Material provided.
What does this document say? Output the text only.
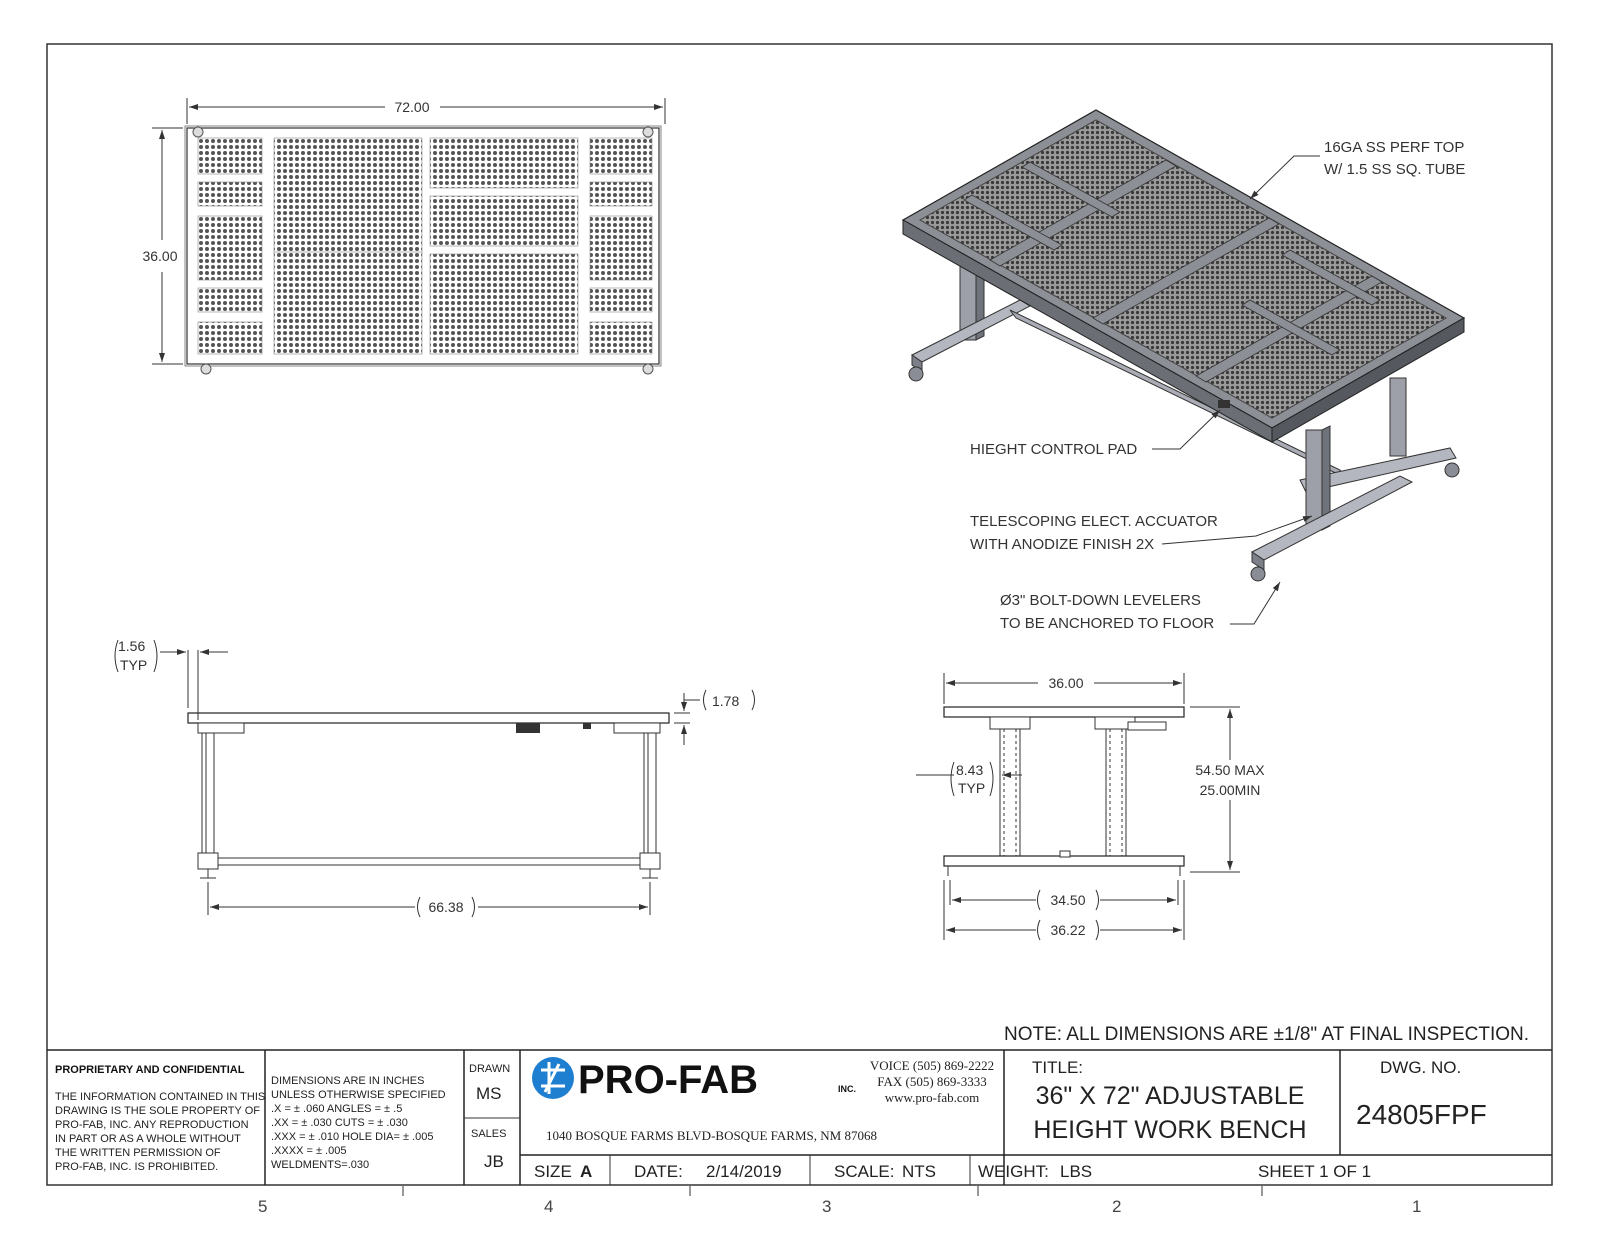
72.00
36.00
16GA SS PERF TOP
W/ 1.5 SS SQ. TUBE
HIEGHT CONTROL PAD
TELESCOPING ELECT. ACCUATOR
WITH ANODIZE FINISH 2X
Ø3" BOLT-DOWN LEVELERS
TO BE ANCHORED TO FLOOR
1.56
TYP
1.78
66.38
36.00
8.43
TYP
54.50 MAX
25.00MIN
34.50
36.22
NOTE: ALL DIMENSIONS ARE ±1/8" AT FINAL INSPECTION.
PROPRIETARY AND CONFIDENTIAL
THE INFORMATION CONTAINED IN THIS
DRAWING IS THE SOLE PROPERTY OF
PRO-FAB, INC. ANY REPRODUCTION
IN PART OR AS A WHOLE WITHOUT
THE WRITTEN PERMISSION OF
PRO-FAB, INC. IS PROHIBITED.
DIMENSIONS ARE IN INCHES
UNLESS OTHERWISE SPECIFIED
.X = ± .060 ANGLES = ± .5
.XX = ± .030 CUTS = ± .030
.XXX = ± .010 HOLE DIA= ± .005
.XXXX = ± .005
WELDMENTS=.030
DRAWN
MS
SALES
JB
PRO-FAB	INC.
VOICE (505) 869-2222
FAX (505) 869-3333
www.pro-fab.com
1040 BOSQUE FARMS BLVD-BOSQUE FARMS, NM 87068
TITLE:
36" X 72" ADJUSTABLE
HEIGHT WORK BENCH
DWG. NO.
24805FPF
SIZE A DATE: 2/14/2019	SCALE: NTS WEIGHT: LBS	SHEET 1 OF 1
5	4	3	2	1
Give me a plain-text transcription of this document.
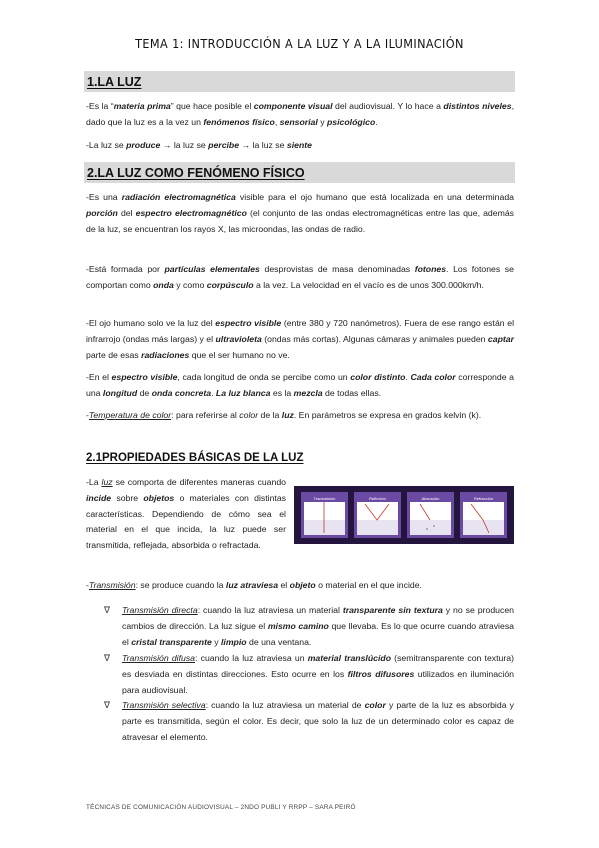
TEMA 1: INTRODUCCIÓN A LA LUZ Y A LA ILUMINACIÓN
1.LA LUZ
-Es la “materia prima” que hace posible el componente visual del audiovisual. Y lo hace a distintos niveles, dado que la luz es a la vez un fenómenos físico, sensorial y psicológico.
-La luz se produce → la luz se percibe → la luz se siente
2.LA LUZ COMO FENÓMENO FÍSICO
-Es una radiación electromagnética visible para el ojo humano que está localizada en una determinada porción del espectro electromagnético (el conjunto de las ondas electromagnéticas entre las que, además de la luz, se encuentran los rayos X, las microondas, las ondas de radio.
-Está formada por partículas elementales desprovistas de masa denominadas fotones. Los fotones se comportan como onda y como corpúsculo a la vez. La velocidad en el vacío es de unos 300.000km/h.
-El ojo humano solo ve la luz del espectro visible (entre 380 y 720 nanómetros). Fuera de ese rango están el infrarrojo (ondas más largas) y el ultravioleta (ondas más cortas). Algunas cámaras y animales pueden captar parte de esas radiaciones que el ser humano no ve.
-En el espectro visible, cada longitud de onda se percibe como un color distinto. Cada color corresponde a una longitud de onda concreta. La luz blanca es la mezcla de todas ellas.
-Temperatura de color: para referirse al color de la luz. En parámetros se expresa en grados kelvin (k).
2.1PROPIEDADES BÁSICAS DE LA LUZ
-La luz se comporta de diferentes maneras cuando incide sobre objetos o materiales con distintas características. Dependiendo de cómo sea el material en el que incida, la luz puede ser transmitida, reflejada, absorbida o refractada.
Transmisión	Reflexión	Absorción	Refracción
-Transmisión: se produce cuando la luz atraviesa el objeto o material en el que incide.
∇ Transmisión directa: cuando la luz atraviesa un material transparente sin textura y no se producen cambios de dirección. La luz sigue el mismo camino que llevaba. Es lo que ocurre cuando atraviesa el cristal transparente y limpio de una ventana.
∇ Transmisión difusa: cuando la luz atraviesa un material translúcido (semitransparente con textura) es desviada en distintas direcciones. Esto ocurre en los filtros difusores utilizados en iluminación para audiovisual.
∇ Transmisión selectiva: cuando la luz atraviesa un material de color y parte de la luz es absorbida y parte es transmitida, según el color. Es decir, que solo la luz de un determinado color es capaz de atravesar el elemento.
TÉCNICAS DE COMUNICACIÓN AUDIOVISUAL – 2NDO PUBLI Y RRPP – SARA PEIRÓ
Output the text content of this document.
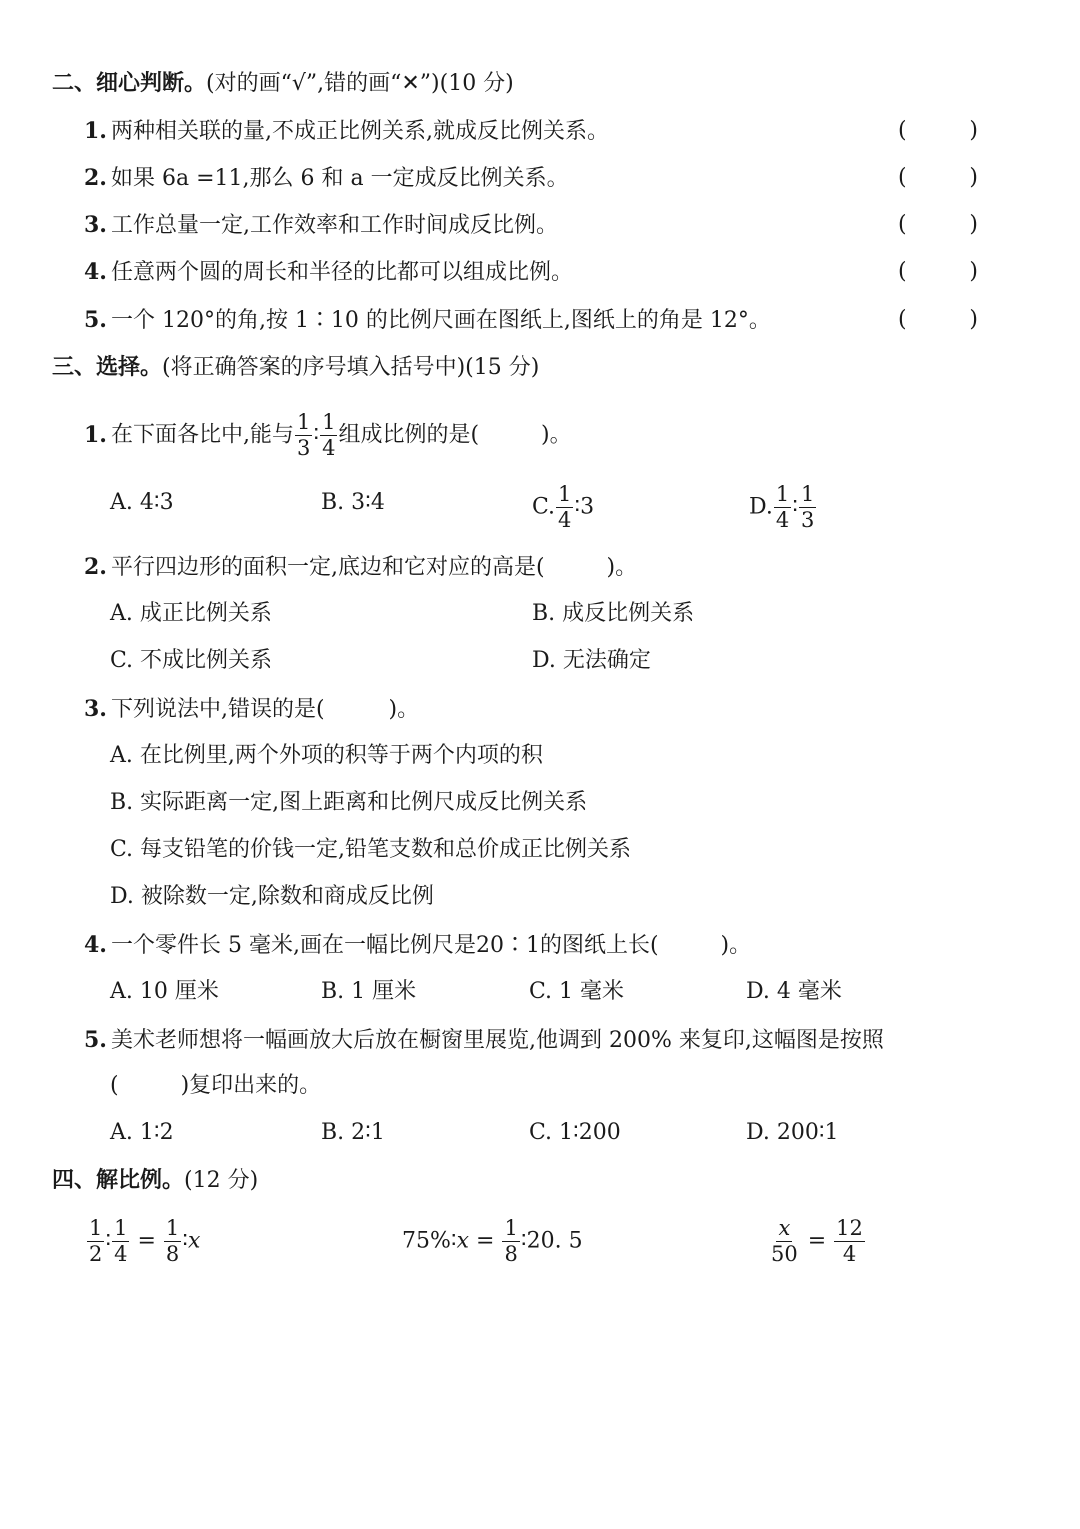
二、细心判断。(对的画“√”,错的画“✕”)(10 分)
1. 两种相关联的量,不成正比例关系,就成反比例关系。	(	)
2. 如果 6a =11,那么 6 和 a 一定成反比例关系。	(	)
3. 工作总量一定,工作效率和工作时间成反比例。	(	)
4. 任意两个圆的周长和半径的比都可以组成比例。	(	)
5. 一个 120°的角,按 1∶10 的比例尺画在图纸上,图纸上的角是 12°。	(	)
三、选择。(将正确答案的序号填入括号中)(15 分)
1. 在下面各比中,能与 $\frac{1}{3}$ ∶ $\frac{1}{4}$ 组成比例的是(	)。
A. 4∶3	B. 3∶4	C. $\frac{1}{4}$ ∶3	D. $\frac{1}{4}$ ∶ $\frac{1}{3}$
2. 平行四边形的面积一定,底边和它对应的高是(	)。
A. 成正比例关系	B. 成反比例关系
C. 不成比例关系	D. 无法确定
3. 下列说法中,错误的是(	)。
A. 在比例里,两个外项的积等于两个内项的积
B. 实际距离一定,图上距离和比例尺成反比例关系
C. 每支铅笔的价钱一定,铅笔支数和总价成正比例关系
D. 被除数一定,除数和商成反比例
4. 一个零件长 5 毫米,画在一幅比例尺是20∶1的图纸上长(	)。
A. 10 厘米	B. 1 厘米	C. 1 毫米	D. 4 毫米
5. 美术老师想将一幅画放大后放在橱窗里展览,他调到 200% 来复印,这幅图是按照
(	)复印出来的。
A. 1∶2	B. 2∶1	C. 1∶200	D. 200∶1
四、解比例。(12 分)
$\frac{1}{2}$ ∶ $\frac{1}{4} = \frac{1}{8}$ ∶x	75%∶x = $\frac{1}{8}$ ∶20. 5	$\frac{x}{50} = \frac{12}{4}$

What you are asked to do. Report how many lines of the listing above include the word "textura". Say nothing but the number.

Written response. 2